Using the entries that follow, collect the lines where the word "restaurar" appears.

» **Saved data entries**:
^^^^^^^^

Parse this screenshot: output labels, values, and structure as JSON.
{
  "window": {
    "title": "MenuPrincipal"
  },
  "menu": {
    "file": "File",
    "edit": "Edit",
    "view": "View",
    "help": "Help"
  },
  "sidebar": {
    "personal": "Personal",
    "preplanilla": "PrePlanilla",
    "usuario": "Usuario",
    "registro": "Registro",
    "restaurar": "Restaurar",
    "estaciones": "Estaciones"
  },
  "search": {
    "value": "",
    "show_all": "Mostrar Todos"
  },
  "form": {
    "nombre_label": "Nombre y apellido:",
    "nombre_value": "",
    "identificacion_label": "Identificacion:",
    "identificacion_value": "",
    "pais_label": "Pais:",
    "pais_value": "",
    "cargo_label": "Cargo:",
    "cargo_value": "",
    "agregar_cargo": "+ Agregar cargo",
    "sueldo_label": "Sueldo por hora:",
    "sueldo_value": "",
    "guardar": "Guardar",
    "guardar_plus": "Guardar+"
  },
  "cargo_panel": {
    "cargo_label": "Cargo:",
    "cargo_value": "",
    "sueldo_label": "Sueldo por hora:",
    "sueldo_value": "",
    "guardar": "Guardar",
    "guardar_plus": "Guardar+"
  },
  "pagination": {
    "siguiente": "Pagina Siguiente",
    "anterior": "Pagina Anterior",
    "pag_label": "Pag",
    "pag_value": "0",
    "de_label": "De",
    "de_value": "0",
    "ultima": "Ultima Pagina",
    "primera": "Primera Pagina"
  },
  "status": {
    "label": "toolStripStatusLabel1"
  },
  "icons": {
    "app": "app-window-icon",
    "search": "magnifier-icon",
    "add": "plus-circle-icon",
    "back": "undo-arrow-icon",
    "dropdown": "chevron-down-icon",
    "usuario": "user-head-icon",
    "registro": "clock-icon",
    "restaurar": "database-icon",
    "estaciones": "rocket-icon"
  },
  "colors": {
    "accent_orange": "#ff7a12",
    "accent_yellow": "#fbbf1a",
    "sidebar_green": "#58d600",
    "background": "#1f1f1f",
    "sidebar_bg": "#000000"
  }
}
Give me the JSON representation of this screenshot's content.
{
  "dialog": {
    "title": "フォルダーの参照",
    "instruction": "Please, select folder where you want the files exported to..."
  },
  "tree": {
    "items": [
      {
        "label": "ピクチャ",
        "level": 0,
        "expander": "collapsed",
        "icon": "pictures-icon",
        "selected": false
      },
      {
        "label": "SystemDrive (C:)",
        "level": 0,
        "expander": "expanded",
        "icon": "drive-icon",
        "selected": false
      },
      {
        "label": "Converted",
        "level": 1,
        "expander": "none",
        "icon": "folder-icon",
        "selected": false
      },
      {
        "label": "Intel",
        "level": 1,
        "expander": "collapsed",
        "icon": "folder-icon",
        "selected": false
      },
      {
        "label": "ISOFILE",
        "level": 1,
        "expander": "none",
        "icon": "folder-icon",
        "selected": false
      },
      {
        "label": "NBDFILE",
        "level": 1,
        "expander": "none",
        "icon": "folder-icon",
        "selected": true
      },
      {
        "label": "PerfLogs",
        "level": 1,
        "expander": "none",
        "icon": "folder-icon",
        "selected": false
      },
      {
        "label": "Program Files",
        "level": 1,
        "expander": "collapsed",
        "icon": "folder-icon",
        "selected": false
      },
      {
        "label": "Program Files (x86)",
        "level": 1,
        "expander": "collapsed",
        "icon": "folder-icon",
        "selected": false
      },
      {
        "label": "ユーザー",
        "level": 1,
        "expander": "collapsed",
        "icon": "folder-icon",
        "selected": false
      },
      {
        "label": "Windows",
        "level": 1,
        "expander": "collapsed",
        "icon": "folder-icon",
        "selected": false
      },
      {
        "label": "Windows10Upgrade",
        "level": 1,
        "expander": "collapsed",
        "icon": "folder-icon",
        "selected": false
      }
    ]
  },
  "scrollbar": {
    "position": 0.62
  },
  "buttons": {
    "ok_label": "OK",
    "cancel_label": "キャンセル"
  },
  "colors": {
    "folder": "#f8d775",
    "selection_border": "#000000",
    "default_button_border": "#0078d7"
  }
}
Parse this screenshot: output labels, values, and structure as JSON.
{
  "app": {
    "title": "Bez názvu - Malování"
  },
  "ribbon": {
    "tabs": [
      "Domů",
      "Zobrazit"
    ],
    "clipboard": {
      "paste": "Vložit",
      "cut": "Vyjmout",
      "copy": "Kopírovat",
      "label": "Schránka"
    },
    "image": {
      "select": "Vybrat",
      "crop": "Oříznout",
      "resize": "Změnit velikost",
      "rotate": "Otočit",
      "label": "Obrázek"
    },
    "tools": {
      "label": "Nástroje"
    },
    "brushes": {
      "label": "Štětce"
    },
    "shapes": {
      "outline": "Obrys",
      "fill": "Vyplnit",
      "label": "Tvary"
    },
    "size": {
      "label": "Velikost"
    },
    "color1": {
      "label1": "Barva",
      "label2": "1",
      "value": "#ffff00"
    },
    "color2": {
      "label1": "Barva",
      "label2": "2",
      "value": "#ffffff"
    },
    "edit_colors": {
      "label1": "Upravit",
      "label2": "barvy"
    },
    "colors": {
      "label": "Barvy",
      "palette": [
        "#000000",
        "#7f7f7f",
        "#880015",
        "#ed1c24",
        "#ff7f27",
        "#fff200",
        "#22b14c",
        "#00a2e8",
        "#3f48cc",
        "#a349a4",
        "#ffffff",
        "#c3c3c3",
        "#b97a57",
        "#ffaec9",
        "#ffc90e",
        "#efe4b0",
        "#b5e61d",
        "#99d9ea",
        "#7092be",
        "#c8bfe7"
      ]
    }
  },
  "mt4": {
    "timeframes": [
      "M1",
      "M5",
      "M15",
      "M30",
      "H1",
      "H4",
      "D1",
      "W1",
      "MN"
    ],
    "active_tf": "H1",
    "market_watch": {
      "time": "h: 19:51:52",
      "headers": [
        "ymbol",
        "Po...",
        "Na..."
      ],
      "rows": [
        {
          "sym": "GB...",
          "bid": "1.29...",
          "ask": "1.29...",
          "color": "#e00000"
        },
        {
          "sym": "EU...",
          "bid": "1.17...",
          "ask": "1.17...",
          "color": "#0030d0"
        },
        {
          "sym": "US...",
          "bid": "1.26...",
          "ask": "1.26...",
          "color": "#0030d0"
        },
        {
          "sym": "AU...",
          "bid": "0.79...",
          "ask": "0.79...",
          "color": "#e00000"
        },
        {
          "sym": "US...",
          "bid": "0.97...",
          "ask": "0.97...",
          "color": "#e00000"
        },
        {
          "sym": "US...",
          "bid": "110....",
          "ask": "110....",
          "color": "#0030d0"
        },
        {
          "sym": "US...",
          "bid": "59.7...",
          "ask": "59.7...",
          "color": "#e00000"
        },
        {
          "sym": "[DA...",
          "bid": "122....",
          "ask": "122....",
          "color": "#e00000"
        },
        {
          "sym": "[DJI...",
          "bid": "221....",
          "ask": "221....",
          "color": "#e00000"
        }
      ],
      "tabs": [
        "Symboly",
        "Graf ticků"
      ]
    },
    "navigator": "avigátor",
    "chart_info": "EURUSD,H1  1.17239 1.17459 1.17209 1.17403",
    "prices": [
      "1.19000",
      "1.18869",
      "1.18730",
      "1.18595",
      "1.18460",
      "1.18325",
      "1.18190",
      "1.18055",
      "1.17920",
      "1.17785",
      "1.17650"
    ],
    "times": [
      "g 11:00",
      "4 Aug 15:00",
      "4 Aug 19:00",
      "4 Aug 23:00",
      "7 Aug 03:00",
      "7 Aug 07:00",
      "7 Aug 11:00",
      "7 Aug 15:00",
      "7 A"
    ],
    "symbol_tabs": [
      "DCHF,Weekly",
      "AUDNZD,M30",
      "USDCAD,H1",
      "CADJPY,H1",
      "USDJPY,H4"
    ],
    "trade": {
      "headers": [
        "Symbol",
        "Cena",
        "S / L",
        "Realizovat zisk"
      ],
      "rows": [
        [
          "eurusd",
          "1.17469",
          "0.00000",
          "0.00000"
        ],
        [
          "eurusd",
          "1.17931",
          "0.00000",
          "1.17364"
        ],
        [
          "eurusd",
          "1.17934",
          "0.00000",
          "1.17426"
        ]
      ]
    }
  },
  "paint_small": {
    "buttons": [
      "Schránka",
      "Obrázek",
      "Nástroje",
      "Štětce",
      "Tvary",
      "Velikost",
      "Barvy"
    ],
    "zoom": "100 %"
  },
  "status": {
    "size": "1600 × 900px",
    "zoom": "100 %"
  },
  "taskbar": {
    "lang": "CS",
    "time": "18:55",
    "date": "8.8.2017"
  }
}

^^^^^^^^

» **TASK SOLUTION**:
    "restaurar": "Restaurar",
    "restaurar": "database-icon",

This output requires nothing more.